== Exercise data

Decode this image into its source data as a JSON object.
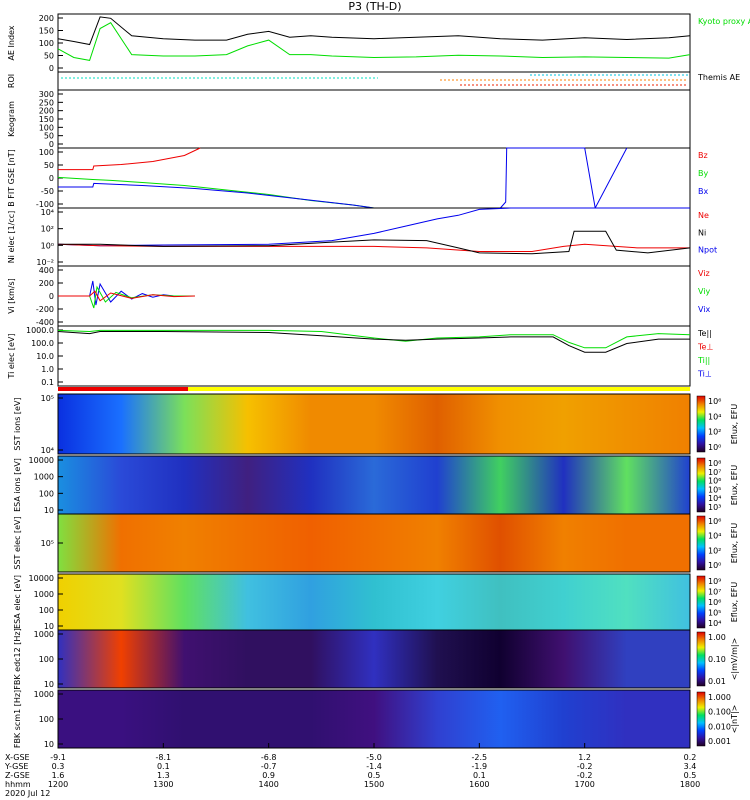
{
  "title": "P3 (TH-D)",
  "chart_data": {
    "type": "line",
    "xlabel": "hhmm",
    "date": "2020 Jul 12",
    "x_ticks": [
      "1200",
      "1300",
      "1400",
      "1500",
      "1600",
      "1700",
      "1800"
    ],
    "ephemeris": {
      "labels": [
        "X-GSE",
        "Y-GSE",
        "Z-GSE",
        "hhmm"
      ],
      "rows": [
        [
          "-9.1",
          "-8.1",
          "-6.8",
          "-5.0",
          "-2.5",
          "1.2",
          "0.2"
        ],
        [
          "0.3",
          "0.1",
          "-0.7",
          "-1.4",
          "-1.9",
          "-0.2",
          "3.4"
        ],
        [
          "1.6",
          "1.3",
          "0.9",
          "0.5",
          "0.1",
          "-0.2",
          "0.5"
        ],
        [
          "1200",
          "1300",
          "1400",
          "1500",
          "1600",
          "1700",
          "1800"
        ]
      ]
    },
    "panels": [
      {
        "id": "ae",
        "ylabel": "AE Index",
        "ticks": [
          "200",
          "150",
          "100",
          "50",
          "0"
        ],
        "ylim": [
          0,
          200
        ],
        "legend": [
          {
            "text": "Kyoto proxy AE",
            "color": "#00dd00"
          },
          {
            "text": "Themis AE",
            "color": "#000000"
          }
        ],
        "series": [
          {
            "name": "Themis AE",
            "color": "#000000",
            "x": [
              12.0,
              12.15,
              12.3,
              12.4,
              12.5,
              12.7,
              13.0,
              13.3,
              13.6,
              13.8,
              14.0,
              14.2,
              14.4,
              14.6,
              15.0,
              15.4,
              15.8,
              16.2,
              16.6,
              17.0,
              17.4,
              17.8,
              18.0
            ],
            "y": [
              115,
              105,
              95,
              190,
              185,
              125,
              115,
              110,
              110,
              130,
              140,
              120,
              125,
              120,
              115,
              120,
              125,
              115,
              110,
              118,
              112,
              118,
              125
            ]
          },
          {
            "name": "Kyoto proxy AE",
            "color": "#00dd00",
            "x": [
              12.0,
              12.15,
              12.3,
              12.4,
              12.5,
              12.7,
              13.0,
              13.3,
              13.6,
              13.8,
              14.0,
              14.2,
              14.4,
              14.6,
              15.0,
              15.4,
              15.8,
              16.2,
              16.6,
              17.0,
              17.4,
              17.8,
              18.0
            ],
            "y": [
              80,
              50,
              40,
              150,
              170,
              60,
              55,
              55,
              60,
              90,
              110,
              60,
              60,
              55,
              50,
              52,
              58,
              55,
              50,
              52,
              50,
              48,
              60
            ]
          }
        ]
      },
      {
        "id": "roi",
        "ylabel": "ROI",
        "ticks": [],
        "legend": []
      },
      {
        "id": "keogram",
        "ylabel": "Keogram",
        "ticks": [
          "300",
          "250",
          "200",
          "150",
          "100",
          "50",
          "0"
        ],
        "legend": []
      },
      {
        "id": "bfit",
        "ylabel": "B FIT GSE [nT]",
        "ticks": [
          "100",
          "50",
          "0",
          "-50",
          "-100"
        ],
        "ylim": [
          -100,
          100
        ],
        "legend": [
          {
            "text": "Bz",
            "color": "#ee0000"
          },
          {
            "text": "By",
            "color": "#00dd00"
          },
          {
            "text": "Bx",
            "color": "#0000ee"
          }
        ],
        "series": [
          {
            "name": "Bz",
            "color": "#ee0000",
            "x": [
              12.0,
              12.33,
              12.34,
              12.6,
              12.9,
              13.2,
              13.35
            ],
            "y": [
              28,
              28,
              40,
              45,
              55,
              75,
              100
            ]
          },
          {
            "name": "By",
            "color": "#00dd00",
            "x": [
              12.0,
              12.33,
              12.5,
              12.8,
              13.2,
              13.6,
              14.0,
              14.4,
              14.8,
              15.0
            ],
            "y": [
              2,
              -5,
              -8,
              -15,
              -25,
              -40,
              -55,
              -75,
              -90,
              -100
            ]
          },
          {
            "name": "Bx",
            "color": "#0000ee",
            "x": [
              12.0,
              12.33,
              12.34,
              12.8,
              13.3,
              13.8,
              14.3,
              14.8,
              15.0,
              16.0,
              16.2,
              16.25,
              16.26,
              17.0,
              17.1,
              17.4
            ],
            "y": [
              -30,
              -30,
              -18,
              -25,
              -35,
              -50,
              -70,
              -90,
              -100,
              -100,
              -100,
              -80,
              100,
              100,
              -100,
              100
            ]
          }
        ]
      },
      {
        "id": "ni",
        "ylabel": "Ni elec [1/cc]",
        "ticks": [
          "10⁴",
          "10²",
          "10⁰",
          "10⁻²"
        ],
        "ylim": [
          -3,
          5
        ],
        "legend": [
          {
            "text": "Ne",
            "color": "#ee0000"
          },
          {
            "text": "Ni",
            "color": "#000000"
          },
          {
            "text": "Npot",
            "color": "#0000ee"
          }
        ],
        "series": [
          {
            "name": "Npot",
            "color": "#0000ee",
            "x": [
              12.0,
              12.4,
              13.0,
              14.0,
              14.6,
              15.0,
              15.3,
              15.6,
              15.8,
              16.0,
              16.3,
              17.0,
              18.0
            ],
            "y": [
              0,
              -0.2,
              -0.1,
              0,
              0.5,
              1.5,
              2.5,
              3.5,
              4,
              4.8,
              5,
              5,
              5
            ]
          },
          {
            "name": "Ne",
            "color": "#ee0000",
            "x": [
              12.0,
              12.4,
              13.0,
              14.0,
              15.0,
              15.5,
              16.0,
              16.5,
              16.8,
              17.0,
              17.5,
              18.0
            ],
            "y": [
              0,
              -0.2,
              -0.3,
              -0.3,
              -0.3,
              -0.5,
              -1,
              -1,
              -0.3,
              0,
              -0.5,
              -0.5
            ]
          },
          {
            "name": "Ni",
            "color": "#000000",
            "x": [
              12.0,
              12.4,
              13.0,
              14.0,
              14.6,
              15.0,
              15.5,
              15.8,
              16.0,
              16.5,
              16.85,
              16.9,
              17.2,
              17.3,
              17.6,
              18.0
            ],
            "y": [
              0,
              0,
              -0.3,
              -0.2,
              0.3,
              0.6,
              0.5,
              -0.5,
              -1.2,
              -1.3,
              -1,
              1.8,
              1.8,
              -0.8,
              -1.2,
              -0.5
            ]
          }
        ]
      },
      {
        "id": "vi",
        "ylabel": "Vi [km/s]",
        "ticks": [
          "400",
          "200",
          "0",
          "-200",
          "-400"
        ],
        "ylim": [
          -500,
          500
        ],
        "legend": [
          {
            "text": "Viz",
            "color": "#ee0000"
          },
          {
            "text": "Viy",
            "color": "#00dd00"
          },
          {
            "text": "Vix",
            "color": "#0000ee"
          }
        ],
        "series": [
          {
            "name": "Vix",
            "color": "#0000ee",
            "x": [
              12.0,
              12.3,
              12.33,
              12.36,
              12.4,
              12.5,
              12.6,
              12.7,
              12.8,
              12.9,
              13.0,
              13.1,
              13.3
            ],
            "y": [
              0,
              0,
              250,
              -150,
              200,
              -100,
              80,
              -50,
              40,
              -20,
              20,
              0,
              0
            ]
          },
          {
            "name": "Viy",
            "color": "#00dd00",
            "x": [
              12.0,
              12.3,
              12.34,
              12.37,
              12.45,
              12.55,
              12.7,
              12.9,
              13.1,
              13.3
            ],
            "y": [
              0,
              0,
              -200,
              150,
              -100,
              60,
              -30,
              20,
              0,
              0
            ]
          },
          {
            "name": "Viz",
            "color": "#ee0000",
            "x": [
              12.0,
              12.3,
              12.35,
              12.4,
              12.5,
              12.7,
              12.9,
              13.1,
              13.3
            ],
            "y": [
              0,
              0,
              80,
              -80,
              50,
              -40,
              20,
              -10,
              0
            ]
          }
        ]
      },
      {
        "id": "ti",
        "ylabel": "Ti elec [eV]",
        "ticks": [
          "1000.0",
          "100.0",
          "10.0",
          "1.0",
          "0.1"
        ],
        "ylim": [
          -1.5,
          4
        ],
        "legend": [
          {
            "text": "Te||",
            "color": "#000000"
          },
          {
            "text": "Te⊥",
            "color": "#ee0000"
          },
          {
            "text": "Ti||",
            "color": "#00dd00"
          },
          {
            "text": "Ti⊥",
            "color": "#0000ee"
          }
        ],
        "series": [
          {
            "name": "Ti||",
            "color": "#00dd00",
            "x": [
              12.0,
              12.3,
              12.4,
              13.0,
              14.0,
              14.5,
              15.0,
              15.3,
              15.6,
              16.0,
              16.3,
              16.7,
              16.85,
              17.0,
              17.2,
              17.4,
              17.7,
              18.0
            ],
            "y": [
              3.6,
              3.5,
              3.6,
              3.6,
              3.6,
              3.5,
              2.9,
              2.6,
              2.9,
              3.0,
              3.2,
              3.2,
              2.5,
              2.0,
              2.0,
              3.0,
              3.3,
              3.2
            ]
          },
          {
            "name": "Te||",
            "color": "#000000",
            "x": [
              12.0,
              12.3,
              12.4,
              13.0,
              14.0,
              14.5,
              15.0,
              15.3,
              15.6,
              16.0,
              16.3,
              16.7,
              16.85,
              17.0,
              17.2,
              17.4,
              17.7,
              18.0
            ],
            "y": [
              3.5,
              3.3,
              3.5,
              3.5,
              3.4,
              3.1,
              2.8,
              2.7,
              2.8,
              2.9,
              3.0,
              3.0,
              2.2,
              1.6,
              1.6,
              2.4,
              2.8,
              2.8
            ]
          }
        ]
      },
      {
        "id": "sst_ion",
        "ylabel": "SST ions [eV]",
        "ticks": [
          "10⁵",
          "10⁴"
        ],
        "legend": [],
        "colorbar": [
          "10⁶",
          "10⁴",
          "10²",
          "10⁰"
        ],
        "cbar_label": "Eflux, EFU"
      },
      {
        "id": "esa_ion",
        "ylabel": "ESA ions [eV]",
        "ticks": [
          "10000",
          "1000",
          "100",
          "10"
        ],
        "legend": [],
        "colorbar": [
          "10⁸",
          "10⁷",
          "10⁶",
          "10⁵",
          "10⁴",
          "10³"
        ],
        "cbar_label": "Eflux, EFU"
      },
      {
        "id": "sst_elec",
        "ylabel": "SST elec [eV]",
        "ticks": [
          "10⁵"
        ],
        "legend": [],
        "colorbar": [
          "10⁶",
          "10⁴",
          "10²",
          "10⁰"
        ],
        "cbar_label": "Eflux, EFU"
      },
      {
        "id": "esa_elec",
        "ylabel": "ESA elec [eV]",
        "ticks": [
          "10000",
          "1000",
          "100",
          "10"
        ],
        "legend": [],
        "colorbar": [
          "10⁹",
          "10⁷",
          "10⁶",
          "10⁵",
          "10⁴"
        ],
        "cbar_label": "Eflux, EFU"
      },
      {
        "id": "fbk_edc12",
        "ylabel": "FBK edc12 [Hz]",
        "ticks": [
          "1000",
          "100",
          "10"
        ],
        "legend": [],
        "colorbar": [
          "1.00",
          "0.10",
          "0.01"
        ],
        "cbar_label": "<|mV/m|>"
      },
      {
        "id": "fbk_scm1",
        "ylabel": "FBK scm1 [Hz]",
        "ticks": [
          "1000",
          "100",
          "10"
        ],
        "legend": [],
        "colorbar": [
          "1.000",
          "0.100",
          "0.010",
          "0.001"
        ],
        "cbar_label": "<|nT|>"
      }
    ]
  }
}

====

Exercise directions
Tally how many lines of the material contain the word "Kyoto". The answer must be the number and nothing else.

Response to the exercise
2